Please count the lines below that contain the word "Комплекс", and reply with the number alone.
+ + + + +
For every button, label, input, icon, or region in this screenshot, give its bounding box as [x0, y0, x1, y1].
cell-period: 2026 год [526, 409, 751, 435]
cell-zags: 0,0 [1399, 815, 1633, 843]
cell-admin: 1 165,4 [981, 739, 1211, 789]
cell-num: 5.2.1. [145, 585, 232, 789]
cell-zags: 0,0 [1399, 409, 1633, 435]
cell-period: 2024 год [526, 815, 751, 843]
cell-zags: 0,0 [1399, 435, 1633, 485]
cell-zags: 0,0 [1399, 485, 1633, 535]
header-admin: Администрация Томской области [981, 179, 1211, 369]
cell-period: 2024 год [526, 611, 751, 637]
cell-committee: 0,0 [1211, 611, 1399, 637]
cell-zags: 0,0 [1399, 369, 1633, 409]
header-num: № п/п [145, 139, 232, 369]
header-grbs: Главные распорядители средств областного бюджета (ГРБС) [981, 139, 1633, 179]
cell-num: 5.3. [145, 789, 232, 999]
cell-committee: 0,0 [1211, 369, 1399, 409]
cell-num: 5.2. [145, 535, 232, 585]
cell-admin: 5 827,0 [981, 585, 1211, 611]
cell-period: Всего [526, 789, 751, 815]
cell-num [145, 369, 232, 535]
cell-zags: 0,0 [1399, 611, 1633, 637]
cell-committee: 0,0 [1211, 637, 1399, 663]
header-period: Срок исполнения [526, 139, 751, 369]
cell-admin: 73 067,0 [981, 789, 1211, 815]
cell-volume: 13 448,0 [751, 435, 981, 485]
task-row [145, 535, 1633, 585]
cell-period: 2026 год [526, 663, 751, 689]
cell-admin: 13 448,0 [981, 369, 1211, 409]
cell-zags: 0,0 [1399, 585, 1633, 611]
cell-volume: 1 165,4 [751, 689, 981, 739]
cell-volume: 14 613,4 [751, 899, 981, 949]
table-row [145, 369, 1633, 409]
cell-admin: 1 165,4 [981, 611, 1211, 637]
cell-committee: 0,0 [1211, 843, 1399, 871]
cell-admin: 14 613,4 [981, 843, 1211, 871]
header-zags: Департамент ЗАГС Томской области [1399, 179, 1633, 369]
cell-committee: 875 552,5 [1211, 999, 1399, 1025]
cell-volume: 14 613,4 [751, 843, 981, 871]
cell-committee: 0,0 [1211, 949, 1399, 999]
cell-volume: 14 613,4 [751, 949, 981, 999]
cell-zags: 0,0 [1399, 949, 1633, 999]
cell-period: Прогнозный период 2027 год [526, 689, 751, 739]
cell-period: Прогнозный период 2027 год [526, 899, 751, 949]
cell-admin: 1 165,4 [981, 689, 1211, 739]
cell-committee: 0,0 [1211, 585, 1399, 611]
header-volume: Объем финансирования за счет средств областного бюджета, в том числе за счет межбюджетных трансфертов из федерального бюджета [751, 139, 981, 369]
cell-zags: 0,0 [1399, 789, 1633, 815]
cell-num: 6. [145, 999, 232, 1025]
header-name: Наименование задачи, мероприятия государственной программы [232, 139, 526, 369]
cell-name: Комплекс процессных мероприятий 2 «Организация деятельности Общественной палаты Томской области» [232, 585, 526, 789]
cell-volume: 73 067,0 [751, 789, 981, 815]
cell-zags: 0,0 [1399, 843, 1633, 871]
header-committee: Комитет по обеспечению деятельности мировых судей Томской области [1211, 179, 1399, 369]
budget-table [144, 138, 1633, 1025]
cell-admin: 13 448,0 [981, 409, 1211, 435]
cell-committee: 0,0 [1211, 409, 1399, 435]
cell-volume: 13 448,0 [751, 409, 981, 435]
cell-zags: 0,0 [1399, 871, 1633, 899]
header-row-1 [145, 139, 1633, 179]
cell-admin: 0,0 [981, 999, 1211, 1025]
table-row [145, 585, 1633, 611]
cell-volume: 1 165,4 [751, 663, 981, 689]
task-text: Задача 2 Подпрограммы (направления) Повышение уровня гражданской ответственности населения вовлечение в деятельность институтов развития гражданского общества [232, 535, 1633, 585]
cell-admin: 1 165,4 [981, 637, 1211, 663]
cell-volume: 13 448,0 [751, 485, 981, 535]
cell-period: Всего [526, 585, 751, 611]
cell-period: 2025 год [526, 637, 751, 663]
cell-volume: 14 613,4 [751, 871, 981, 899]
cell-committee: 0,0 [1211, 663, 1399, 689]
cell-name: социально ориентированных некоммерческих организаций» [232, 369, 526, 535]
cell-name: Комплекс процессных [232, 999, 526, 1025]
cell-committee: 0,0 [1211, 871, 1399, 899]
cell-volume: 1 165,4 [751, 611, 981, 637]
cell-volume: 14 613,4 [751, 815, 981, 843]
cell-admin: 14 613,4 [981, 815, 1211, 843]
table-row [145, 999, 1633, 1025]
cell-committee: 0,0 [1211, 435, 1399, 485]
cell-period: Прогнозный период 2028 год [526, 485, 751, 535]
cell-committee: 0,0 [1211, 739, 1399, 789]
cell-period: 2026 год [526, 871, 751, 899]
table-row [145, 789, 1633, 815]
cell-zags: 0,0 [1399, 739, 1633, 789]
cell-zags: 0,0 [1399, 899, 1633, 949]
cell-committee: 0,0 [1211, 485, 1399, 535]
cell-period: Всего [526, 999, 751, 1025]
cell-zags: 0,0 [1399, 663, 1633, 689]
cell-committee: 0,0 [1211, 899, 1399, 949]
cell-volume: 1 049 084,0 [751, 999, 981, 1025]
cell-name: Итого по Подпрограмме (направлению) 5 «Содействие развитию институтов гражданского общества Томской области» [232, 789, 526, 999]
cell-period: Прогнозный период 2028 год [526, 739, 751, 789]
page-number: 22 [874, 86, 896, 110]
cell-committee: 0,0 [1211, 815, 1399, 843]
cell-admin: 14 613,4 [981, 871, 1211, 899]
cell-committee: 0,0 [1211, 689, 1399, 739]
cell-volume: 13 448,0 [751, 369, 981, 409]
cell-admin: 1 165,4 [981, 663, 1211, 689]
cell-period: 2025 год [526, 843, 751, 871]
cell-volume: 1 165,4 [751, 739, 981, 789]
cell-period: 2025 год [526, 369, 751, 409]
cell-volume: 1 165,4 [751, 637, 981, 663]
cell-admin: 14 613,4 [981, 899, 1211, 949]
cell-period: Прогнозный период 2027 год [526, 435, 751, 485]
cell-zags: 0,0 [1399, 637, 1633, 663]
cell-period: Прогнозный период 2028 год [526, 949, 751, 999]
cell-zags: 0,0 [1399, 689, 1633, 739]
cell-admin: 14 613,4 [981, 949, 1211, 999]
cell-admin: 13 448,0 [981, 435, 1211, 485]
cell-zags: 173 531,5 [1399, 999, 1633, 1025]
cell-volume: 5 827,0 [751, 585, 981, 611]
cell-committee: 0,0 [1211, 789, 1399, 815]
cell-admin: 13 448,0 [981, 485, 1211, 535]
+ + + + +
◆ **Correct response**:
2